_Written request_. From the data that follows, report how many lines hold the string "this", giving only the number.

_Records shown_.

────

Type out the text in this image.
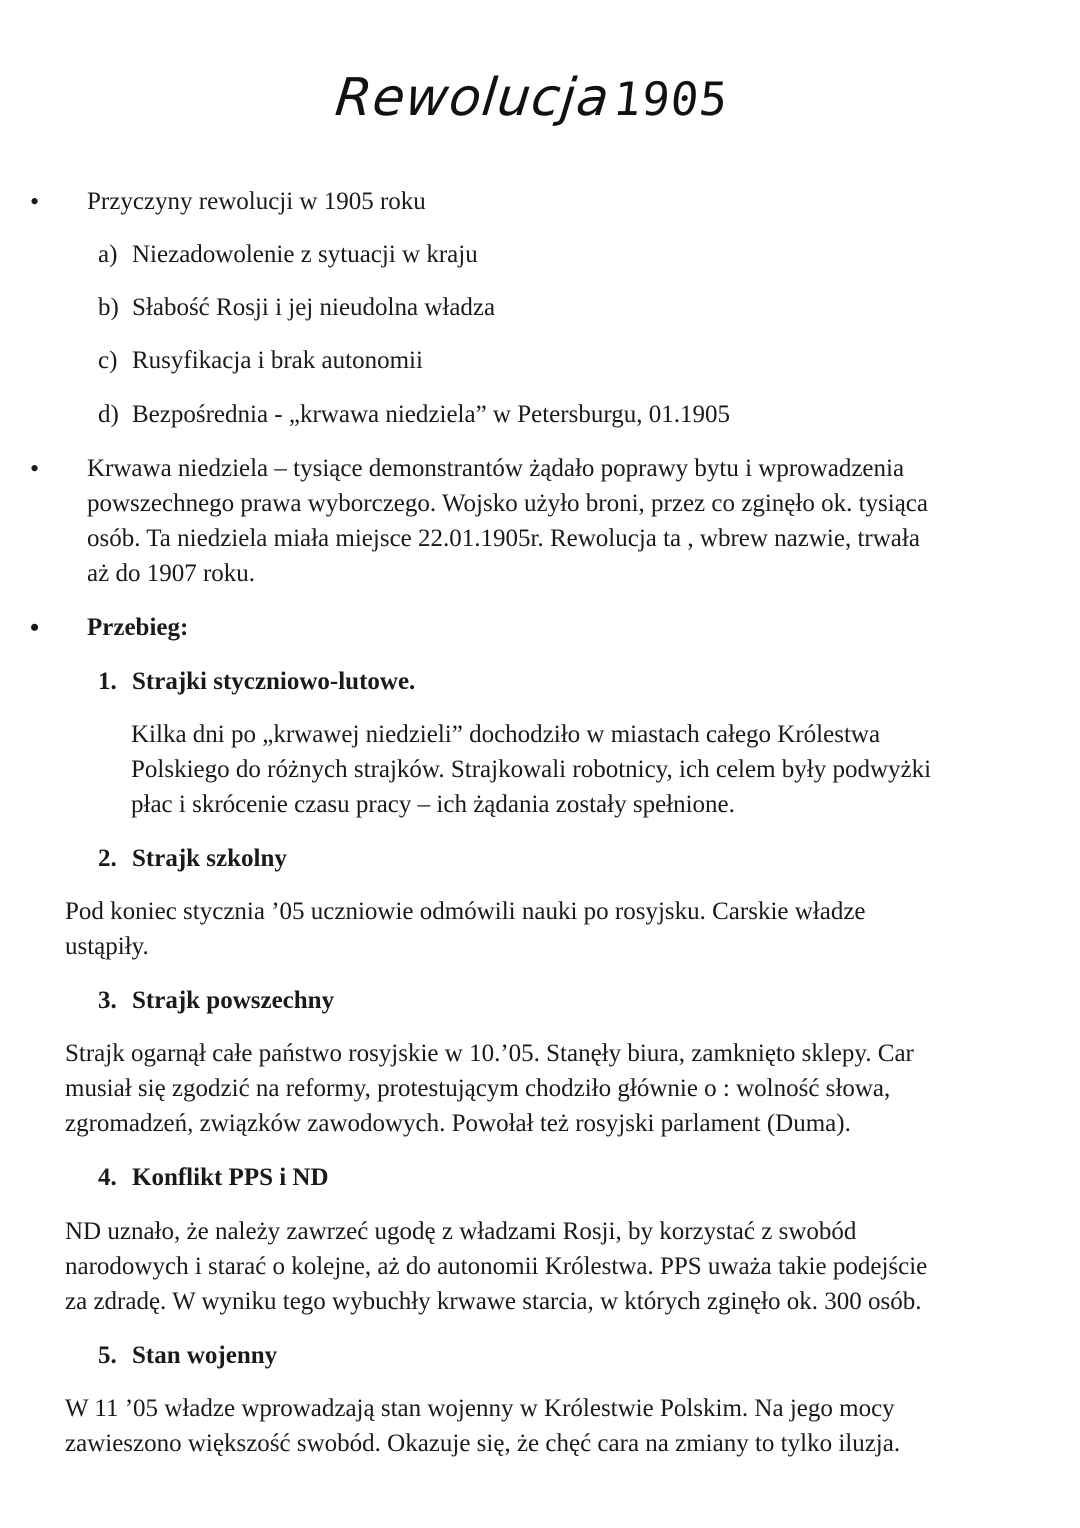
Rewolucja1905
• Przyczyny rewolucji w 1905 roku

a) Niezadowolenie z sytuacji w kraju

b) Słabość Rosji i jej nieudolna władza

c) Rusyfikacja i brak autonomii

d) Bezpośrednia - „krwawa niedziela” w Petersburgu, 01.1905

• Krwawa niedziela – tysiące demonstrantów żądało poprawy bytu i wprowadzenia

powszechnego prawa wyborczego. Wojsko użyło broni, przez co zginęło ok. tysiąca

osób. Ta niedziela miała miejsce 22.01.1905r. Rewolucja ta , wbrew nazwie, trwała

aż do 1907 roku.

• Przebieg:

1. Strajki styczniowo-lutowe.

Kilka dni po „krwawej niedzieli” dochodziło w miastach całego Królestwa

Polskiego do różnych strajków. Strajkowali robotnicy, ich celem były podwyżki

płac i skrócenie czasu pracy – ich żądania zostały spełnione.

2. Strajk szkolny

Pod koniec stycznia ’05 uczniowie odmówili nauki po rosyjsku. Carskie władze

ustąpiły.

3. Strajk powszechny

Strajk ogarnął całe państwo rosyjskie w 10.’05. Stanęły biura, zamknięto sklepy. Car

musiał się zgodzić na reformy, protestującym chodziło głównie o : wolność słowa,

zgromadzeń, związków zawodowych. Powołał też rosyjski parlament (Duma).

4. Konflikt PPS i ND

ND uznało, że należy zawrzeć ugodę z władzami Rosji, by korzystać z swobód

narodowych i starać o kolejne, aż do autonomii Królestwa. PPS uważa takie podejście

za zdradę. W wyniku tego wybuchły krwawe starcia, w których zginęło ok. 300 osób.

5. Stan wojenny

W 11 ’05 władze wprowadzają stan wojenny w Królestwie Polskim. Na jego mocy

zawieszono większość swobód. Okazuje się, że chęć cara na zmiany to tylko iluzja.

────

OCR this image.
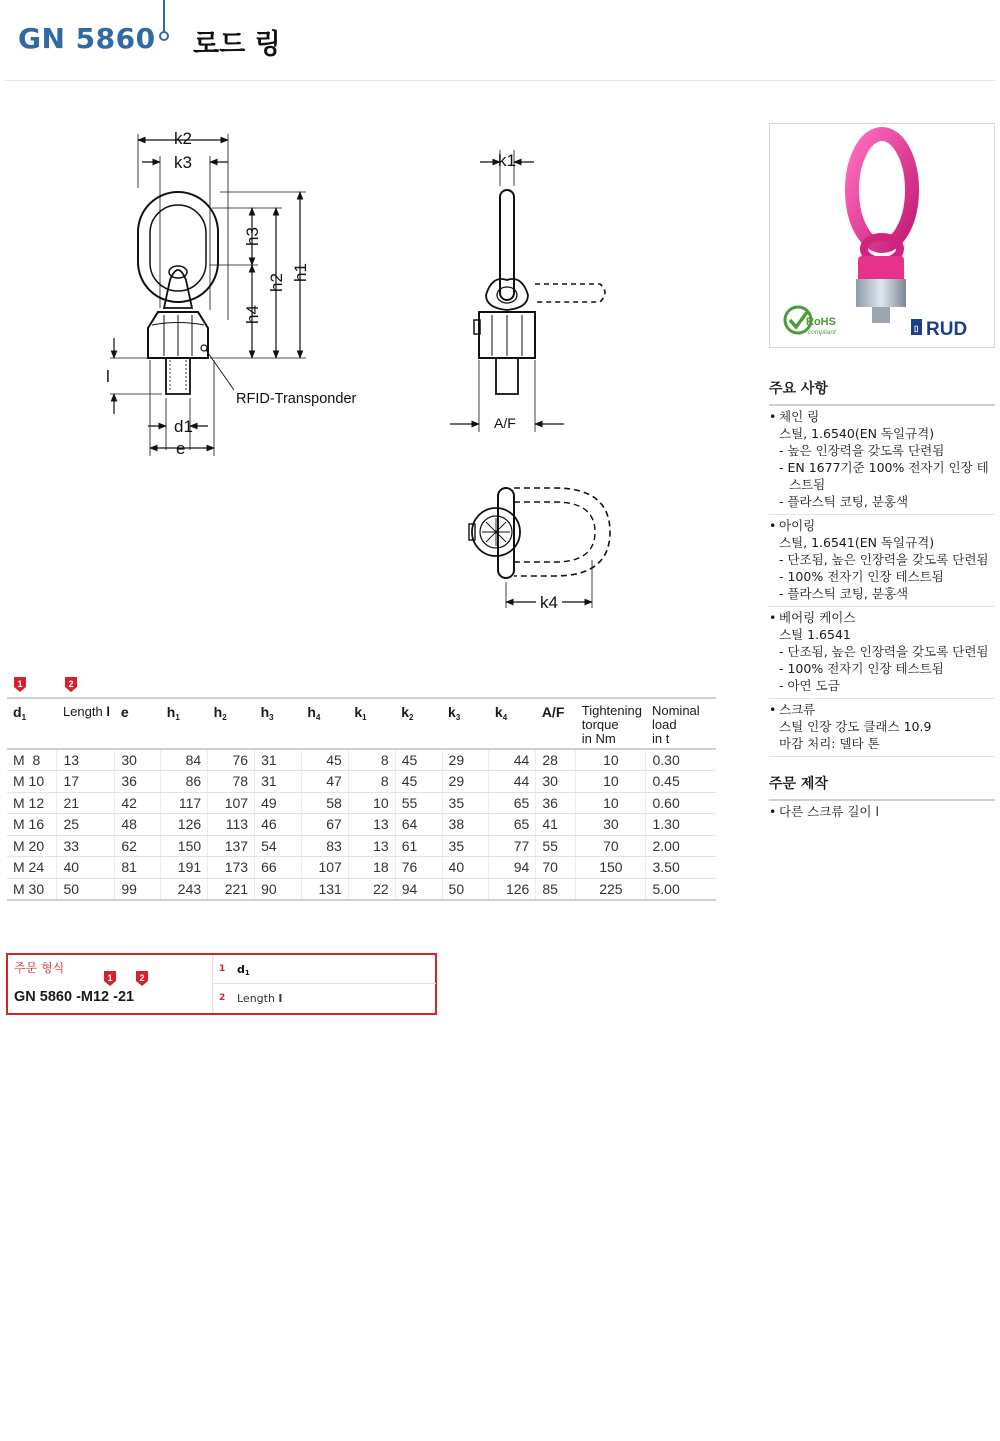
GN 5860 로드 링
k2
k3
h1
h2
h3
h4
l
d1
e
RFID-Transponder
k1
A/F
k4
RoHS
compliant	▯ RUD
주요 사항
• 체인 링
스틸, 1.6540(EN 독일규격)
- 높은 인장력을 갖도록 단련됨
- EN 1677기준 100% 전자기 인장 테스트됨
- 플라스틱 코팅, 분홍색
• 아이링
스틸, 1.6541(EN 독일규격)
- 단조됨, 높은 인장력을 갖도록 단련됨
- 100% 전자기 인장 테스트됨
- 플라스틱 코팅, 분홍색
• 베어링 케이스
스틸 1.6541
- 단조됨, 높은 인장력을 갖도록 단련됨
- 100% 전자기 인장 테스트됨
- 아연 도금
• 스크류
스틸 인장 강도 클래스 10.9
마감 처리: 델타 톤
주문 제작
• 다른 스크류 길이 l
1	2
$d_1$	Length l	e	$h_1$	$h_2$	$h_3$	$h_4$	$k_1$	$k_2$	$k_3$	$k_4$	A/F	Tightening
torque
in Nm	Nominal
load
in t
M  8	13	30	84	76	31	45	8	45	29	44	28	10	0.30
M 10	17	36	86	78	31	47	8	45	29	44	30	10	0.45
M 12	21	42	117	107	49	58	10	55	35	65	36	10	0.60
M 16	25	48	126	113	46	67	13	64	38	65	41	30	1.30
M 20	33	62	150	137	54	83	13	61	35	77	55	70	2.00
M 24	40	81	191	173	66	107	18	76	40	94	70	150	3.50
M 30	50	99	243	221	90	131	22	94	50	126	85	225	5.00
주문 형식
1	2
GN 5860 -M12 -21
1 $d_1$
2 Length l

────

_Written reply_. 2